**DO THIS:** Repeat every line of the material, character for character.

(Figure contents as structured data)
☆ ☆ ☆ ☆ ☆

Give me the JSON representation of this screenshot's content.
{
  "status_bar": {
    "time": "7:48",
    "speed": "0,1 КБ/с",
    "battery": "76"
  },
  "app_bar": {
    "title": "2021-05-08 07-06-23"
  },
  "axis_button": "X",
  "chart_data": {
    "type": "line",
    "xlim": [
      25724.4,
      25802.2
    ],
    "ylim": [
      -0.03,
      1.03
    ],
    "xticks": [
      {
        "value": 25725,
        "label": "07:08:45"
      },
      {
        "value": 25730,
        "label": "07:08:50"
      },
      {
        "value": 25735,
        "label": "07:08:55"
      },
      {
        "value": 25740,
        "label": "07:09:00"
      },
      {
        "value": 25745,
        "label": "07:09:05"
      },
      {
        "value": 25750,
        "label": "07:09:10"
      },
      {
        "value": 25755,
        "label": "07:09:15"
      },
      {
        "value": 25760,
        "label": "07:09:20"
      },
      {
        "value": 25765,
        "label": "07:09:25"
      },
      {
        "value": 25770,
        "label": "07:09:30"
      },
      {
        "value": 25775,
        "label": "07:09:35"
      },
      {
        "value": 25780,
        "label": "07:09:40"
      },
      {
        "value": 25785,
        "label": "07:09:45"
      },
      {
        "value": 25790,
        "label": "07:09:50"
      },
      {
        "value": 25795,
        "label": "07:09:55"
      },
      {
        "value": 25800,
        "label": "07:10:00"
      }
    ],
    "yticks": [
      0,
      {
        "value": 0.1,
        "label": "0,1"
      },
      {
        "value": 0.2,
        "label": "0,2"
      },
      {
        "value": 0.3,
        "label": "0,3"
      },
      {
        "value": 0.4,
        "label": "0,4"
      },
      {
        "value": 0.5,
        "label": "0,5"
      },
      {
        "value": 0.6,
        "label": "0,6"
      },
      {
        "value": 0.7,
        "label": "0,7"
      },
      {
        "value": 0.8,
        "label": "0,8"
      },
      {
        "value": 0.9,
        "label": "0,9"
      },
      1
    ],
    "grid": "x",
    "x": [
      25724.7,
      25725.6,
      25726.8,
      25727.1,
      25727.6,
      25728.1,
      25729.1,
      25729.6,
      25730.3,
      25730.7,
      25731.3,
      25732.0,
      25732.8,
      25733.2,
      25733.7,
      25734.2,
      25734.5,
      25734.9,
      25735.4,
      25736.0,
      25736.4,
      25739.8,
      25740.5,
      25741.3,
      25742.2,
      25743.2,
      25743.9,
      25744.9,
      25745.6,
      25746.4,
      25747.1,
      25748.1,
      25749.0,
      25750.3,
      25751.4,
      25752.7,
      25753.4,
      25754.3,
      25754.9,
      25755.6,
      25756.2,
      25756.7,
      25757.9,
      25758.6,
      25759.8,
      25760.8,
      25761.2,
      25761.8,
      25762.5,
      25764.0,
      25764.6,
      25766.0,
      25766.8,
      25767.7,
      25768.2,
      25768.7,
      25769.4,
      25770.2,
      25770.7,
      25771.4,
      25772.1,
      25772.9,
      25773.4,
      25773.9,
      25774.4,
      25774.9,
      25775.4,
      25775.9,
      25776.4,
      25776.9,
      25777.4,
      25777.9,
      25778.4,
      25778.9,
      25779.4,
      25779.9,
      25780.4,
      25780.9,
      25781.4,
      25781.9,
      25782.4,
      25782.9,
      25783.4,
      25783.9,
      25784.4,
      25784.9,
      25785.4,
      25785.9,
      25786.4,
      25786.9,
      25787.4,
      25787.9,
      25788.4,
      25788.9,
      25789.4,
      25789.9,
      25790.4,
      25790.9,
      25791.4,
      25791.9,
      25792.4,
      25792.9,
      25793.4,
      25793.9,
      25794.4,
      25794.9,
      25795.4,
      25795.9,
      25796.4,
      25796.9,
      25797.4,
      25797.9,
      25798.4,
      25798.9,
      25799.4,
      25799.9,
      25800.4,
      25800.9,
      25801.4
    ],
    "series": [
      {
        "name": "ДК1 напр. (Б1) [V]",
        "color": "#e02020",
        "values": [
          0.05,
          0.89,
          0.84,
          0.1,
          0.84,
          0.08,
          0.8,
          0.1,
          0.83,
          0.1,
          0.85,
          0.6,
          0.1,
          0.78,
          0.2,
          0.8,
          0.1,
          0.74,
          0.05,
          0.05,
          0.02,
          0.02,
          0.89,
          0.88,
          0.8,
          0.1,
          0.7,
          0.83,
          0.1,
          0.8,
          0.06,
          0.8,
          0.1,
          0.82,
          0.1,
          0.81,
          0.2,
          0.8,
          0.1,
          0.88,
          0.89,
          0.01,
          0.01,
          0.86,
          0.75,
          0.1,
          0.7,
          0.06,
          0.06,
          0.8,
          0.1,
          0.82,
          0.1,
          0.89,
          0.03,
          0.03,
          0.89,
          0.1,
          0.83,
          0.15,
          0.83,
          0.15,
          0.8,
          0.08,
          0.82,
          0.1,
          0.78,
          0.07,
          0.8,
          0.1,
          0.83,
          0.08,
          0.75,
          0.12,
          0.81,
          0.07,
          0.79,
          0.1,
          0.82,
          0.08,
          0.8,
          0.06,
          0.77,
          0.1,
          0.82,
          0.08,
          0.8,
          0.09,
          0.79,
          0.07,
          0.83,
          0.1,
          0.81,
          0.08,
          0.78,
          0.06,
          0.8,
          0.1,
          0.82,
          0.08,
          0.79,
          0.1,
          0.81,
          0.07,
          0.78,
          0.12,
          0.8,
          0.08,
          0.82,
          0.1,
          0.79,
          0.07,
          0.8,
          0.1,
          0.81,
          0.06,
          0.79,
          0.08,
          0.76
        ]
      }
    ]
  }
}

☆ ☆ ☆ ☆ ☆

**ANSWER FOR THE TASK:**
Give me the JSON representation of this screenshot's content.
{
  "status_bar": {
    "time": "7:48",
    "speed": "0,1 КБ/с",
    "battery": "76"
  },
  "app_bar": {
    "title": "2021-05-08 07-06-23"
  },
  "axis_button": "X",
  "chart_data": {
    "type": "line",
    "xlim": [
      25724.4,
      25802.2
    ],
    "ylim": [
      -0.03,
      1.03
    ],
    "xticks": [
      {
        "value": 25725,
        "label": "07:08:45"
      },
      {
        "value": 25730,
        "label": "07:08:50"
      },
      {
        "value": 25735,
        "label": "07:08:55"
      },
      {
        "value": 25740,
        "label": "07:09:00"
      },
      {
        "value": 25745,
        "label": "07:09:05"
      },
      {
        "value": 25750,
        "label": "07:09:10"
      },
      {
        "value": 25755,
        "label": "07:09:15"
      },
      {
        "value": 25760,
        "label": "07:09:20"
      },
      {
        "value": 25765,
        "label": "07:09:25"
      },
      {
        "value": 25770,
        "label": "07:09:30"
      },
      {
        "value": 25775,
        "label": "07:09:35"
      },
      {
        "value": 25780,
        "label": "07:09:40"
      },
      {
        "value": 25785,
        "label": "07:09:45"
      },
      {
        "value": 25790,
        "label": "07:09:50"
      },
      {
        "value": 25795,
        "label": "07:09:55"
      },
      {
        "value": 25800,
        "label": "07:10:00"
      }
    ],
    "yticks": [
      0,
      {
        "value": 0.1,
        "label": "0,1"
      },
      {
        "value": 0.2,
        "label": "0,2"
      },
      {
        "value": 0.3,
        "label": "0,3"
      },
      {
        "value": 0.4,
        "label": "0,4"
      },
      {
        "value": 0.5,
        "label": "0,5"
      },
      {
        "value": 0.6,
        "label": "0,6"
      },
      {
        "value": 0.7,
        "label": "0,7"
      },
      {
        "value": 0.8,
        "label": "0,8"
      },
      {
        "value": 0.9,
        "label": "0,9"
      },
      1
    ],
    "grid": "x",
    "x": [
      25724.7,
      25725.6,
      25726.8,
      25727.1,
      25727.6,
      25728.1,
      25729.1,
      25729.6,
      25730.3,
      25730.7,
      25731.3,
      25732.0,
      25732.8,
      25733.2,
      25733.7,
      25734.2,
      25734.5,
      25734.9,
      25735.4,
      25736.0,
      25736.4,
      25739.8,
      25740.5,
      25741.3,
      25742.2,
      25743.2,
      25743.9,
      25744.9,
      25745.6,
      25746.4,
      25747.1,
      25748.1,
      25749.0,
      25750.3,
      25751.4,
      25752.7,
      25753.4,
      25754.3,
      25754.9,
      25755.6,
      25756.2,
      25756.7,
      25757.9,
      25758.6,
      25759.8,
      25760.8,
      25761.2,
      25761.8,
      25762.5,
      25764.0,
      25764.6,
      25766.0,
      25766.8,
      25767.7,
      25768.2,
      25768.7,
      25769.4,
      25770.2,
      25770.7,
      25771.4,
      25772.1,
      25772.9,
      25773.4,
      25773.9,
      25774.4,
      25774.9,
      25775.4,
      25775.9,
      25776.4,
      25776.9,
      25777.4,
      25777.9,
      25778.4,
      25778.9,
      25779.4,
      25779.9,
      25780.4,
      25780.9,
      25781.4,
      25781.9,
      25782.4,
      25782.9,
      25783.4,
      25783.9,
      25784.4,
      25784.9,
      25785.4,
      25785.9,
      25786.4,
      25786.9,
      25787.4,
      25787.9,
      25788.4,
      25788.9,
      25789.4,
      25789.9,
      25790.4,
      25790.9,
      25791.4,
      25791.9,
      25792.4,
      25792.9,
      25793.4,
      25793.9,
      25794.4,
      25794.9,
      25795.4,
      25795.9,
      25796.4,
      25796.9,
      25797.4,
      25797.9,
      25798.4,
      25798.9,
      25799.4,
      25799.9,
      25800.4,
      25800.9,
      25801.4
    ],
    "series": [
      {
        "name": "ДК1 напр. (Б1) [V]",
        "color": "#e02020",
        "values": [
          0.05,
          0.89,
          0.84,
          0.1,
          0.84,
          0.08,
          0.8,
          0.1,
          0.83,
          0.1,
          0.85,
          0.6,
          0.1,
          0.78,
          0.2,
          0.8,
          0.1,
          0.74,
          0.05,
          0.05,
          0.02,
          0.02,
          0.89,
          0.88,
          0.8,
          0.1,
          0.7,
          0.83,
          0.1,
          0.8,
          0.06,
          0.8,
          0.1,
          0.82,
          0.1,
          0.81,
          0.2,
          0.8,
          0.1,
          0.88,
          0.89,
          0.01,
          0.01,
          0.86,
          0.75,
          0.1,
          0.7,
          0.06,
          0.06,
          0.8,
          0.1,
          0.82,
          0.1,
          0.89,
          0.03,
          0.03,
          0.89,
          0.1,
          0.83,
          0.15,
          0.83,
          0.15,
          0.8,
          0.08,
          0.82,
          0.1,
          0.78,
          0.07,
          0.8,
          0.1,
          0.83,
          0.08,
          0.75,
          0.12,
          0.81,
          0.07,
          0.79,
          0.1,
          0.82,
          0.08,
          0.8,
          0.06,
          0.77,
          0.1,
          0.82,
          0.08,
          0.8,
          0.09,
          0.79,
          0.07,
          0.83,
          0.1,
          0.81,
          0.08,
          0.78,
          0.06,
          0.8,
          0.1,
          0.82,
          0.08,
          0.79,
          0.1,
          0.81,
          0.07,
          0.78,
          0.12,
          0.8,
          0.08,
          0.82,
          0.1,
          0.79,
          0.07,
          0.8,
          0.1,
          0.81,
          0.06,
          0.79,
          0.08,
          0.76
        ]
      }
    ]
  }
}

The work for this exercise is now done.